Saved data entries

++++++

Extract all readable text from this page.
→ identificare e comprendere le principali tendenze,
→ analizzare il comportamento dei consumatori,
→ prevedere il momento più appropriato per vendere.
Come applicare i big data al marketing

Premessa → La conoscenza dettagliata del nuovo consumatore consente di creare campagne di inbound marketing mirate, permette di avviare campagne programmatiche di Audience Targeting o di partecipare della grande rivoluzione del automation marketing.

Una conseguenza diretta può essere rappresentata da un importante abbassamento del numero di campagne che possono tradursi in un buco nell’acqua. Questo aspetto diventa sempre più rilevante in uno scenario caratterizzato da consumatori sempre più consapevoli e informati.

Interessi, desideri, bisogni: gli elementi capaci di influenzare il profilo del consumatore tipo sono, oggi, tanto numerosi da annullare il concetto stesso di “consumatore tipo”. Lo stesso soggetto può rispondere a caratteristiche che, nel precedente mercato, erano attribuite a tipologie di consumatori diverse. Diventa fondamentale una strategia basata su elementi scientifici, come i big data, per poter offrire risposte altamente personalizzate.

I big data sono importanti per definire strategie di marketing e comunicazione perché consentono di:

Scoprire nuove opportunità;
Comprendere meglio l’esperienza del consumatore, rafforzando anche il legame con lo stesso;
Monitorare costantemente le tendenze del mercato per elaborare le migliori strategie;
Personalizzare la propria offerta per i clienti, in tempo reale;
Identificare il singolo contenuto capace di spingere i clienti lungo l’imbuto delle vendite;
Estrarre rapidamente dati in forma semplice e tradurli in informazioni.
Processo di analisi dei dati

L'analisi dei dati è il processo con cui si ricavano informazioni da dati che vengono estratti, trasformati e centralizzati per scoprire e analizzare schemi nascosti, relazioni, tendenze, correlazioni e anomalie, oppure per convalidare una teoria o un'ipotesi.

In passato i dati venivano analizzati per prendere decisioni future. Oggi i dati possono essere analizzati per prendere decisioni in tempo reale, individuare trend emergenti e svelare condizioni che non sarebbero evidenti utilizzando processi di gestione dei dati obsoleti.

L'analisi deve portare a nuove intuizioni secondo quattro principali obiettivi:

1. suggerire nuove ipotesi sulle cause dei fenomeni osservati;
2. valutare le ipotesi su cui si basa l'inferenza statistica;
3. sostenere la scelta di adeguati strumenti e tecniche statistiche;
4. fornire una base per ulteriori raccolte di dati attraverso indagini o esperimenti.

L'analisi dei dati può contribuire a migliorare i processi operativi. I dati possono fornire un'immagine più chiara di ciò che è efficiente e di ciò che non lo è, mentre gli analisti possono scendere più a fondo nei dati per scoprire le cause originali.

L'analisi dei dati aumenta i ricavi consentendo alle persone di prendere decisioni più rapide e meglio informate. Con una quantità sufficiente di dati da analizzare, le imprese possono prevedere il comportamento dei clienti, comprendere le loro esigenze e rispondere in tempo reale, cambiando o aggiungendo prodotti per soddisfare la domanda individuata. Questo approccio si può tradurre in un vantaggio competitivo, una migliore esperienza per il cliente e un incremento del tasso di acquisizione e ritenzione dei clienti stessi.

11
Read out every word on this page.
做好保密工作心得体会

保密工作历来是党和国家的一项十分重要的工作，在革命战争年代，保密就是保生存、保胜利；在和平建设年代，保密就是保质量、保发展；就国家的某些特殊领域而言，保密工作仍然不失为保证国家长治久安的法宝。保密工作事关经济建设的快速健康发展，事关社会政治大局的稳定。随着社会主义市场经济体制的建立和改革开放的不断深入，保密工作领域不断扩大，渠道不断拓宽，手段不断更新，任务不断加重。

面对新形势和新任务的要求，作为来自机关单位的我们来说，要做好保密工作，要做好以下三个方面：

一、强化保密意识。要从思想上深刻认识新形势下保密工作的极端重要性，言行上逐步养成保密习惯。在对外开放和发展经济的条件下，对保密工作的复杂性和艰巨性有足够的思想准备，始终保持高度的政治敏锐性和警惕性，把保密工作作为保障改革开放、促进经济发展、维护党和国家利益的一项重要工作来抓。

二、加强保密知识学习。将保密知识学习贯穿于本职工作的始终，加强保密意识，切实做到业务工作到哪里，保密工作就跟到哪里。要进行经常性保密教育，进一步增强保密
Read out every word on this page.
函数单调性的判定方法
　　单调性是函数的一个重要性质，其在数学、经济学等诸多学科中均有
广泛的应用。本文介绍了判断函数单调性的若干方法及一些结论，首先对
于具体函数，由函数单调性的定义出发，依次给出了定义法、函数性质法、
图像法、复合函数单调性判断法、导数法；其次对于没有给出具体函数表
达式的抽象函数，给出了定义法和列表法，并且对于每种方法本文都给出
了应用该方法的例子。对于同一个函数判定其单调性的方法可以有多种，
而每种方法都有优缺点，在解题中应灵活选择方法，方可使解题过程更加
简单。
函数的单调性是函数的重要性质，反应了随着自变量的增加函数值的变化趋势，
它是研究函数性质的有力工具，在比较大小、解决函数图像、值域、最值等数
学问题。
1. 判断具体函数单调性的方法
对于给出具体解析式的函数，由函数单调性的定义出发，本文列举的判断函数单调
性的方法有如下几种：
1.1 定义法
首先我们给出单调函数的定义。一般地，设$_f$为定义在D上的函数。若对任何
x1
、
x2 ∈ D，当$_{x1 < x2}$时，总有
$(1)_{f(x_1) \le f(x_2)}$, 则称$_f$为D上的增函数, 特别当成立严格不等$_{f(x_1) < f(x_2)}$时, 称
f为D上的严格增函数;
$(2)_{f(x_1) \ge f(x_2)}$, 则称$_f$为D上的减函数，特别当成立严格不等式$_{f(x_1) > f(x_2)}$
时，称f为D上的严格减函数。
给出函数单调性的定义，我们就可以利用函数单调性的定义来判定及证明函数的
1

++++++

» What is being asked
Pick out lines containing the word "principali", each one as written.

» Answer in full
→ identificare e comprendere le principali tendenze,
L'analisi deve portare a nuove intuizioni secondo quattro principali obiettivi:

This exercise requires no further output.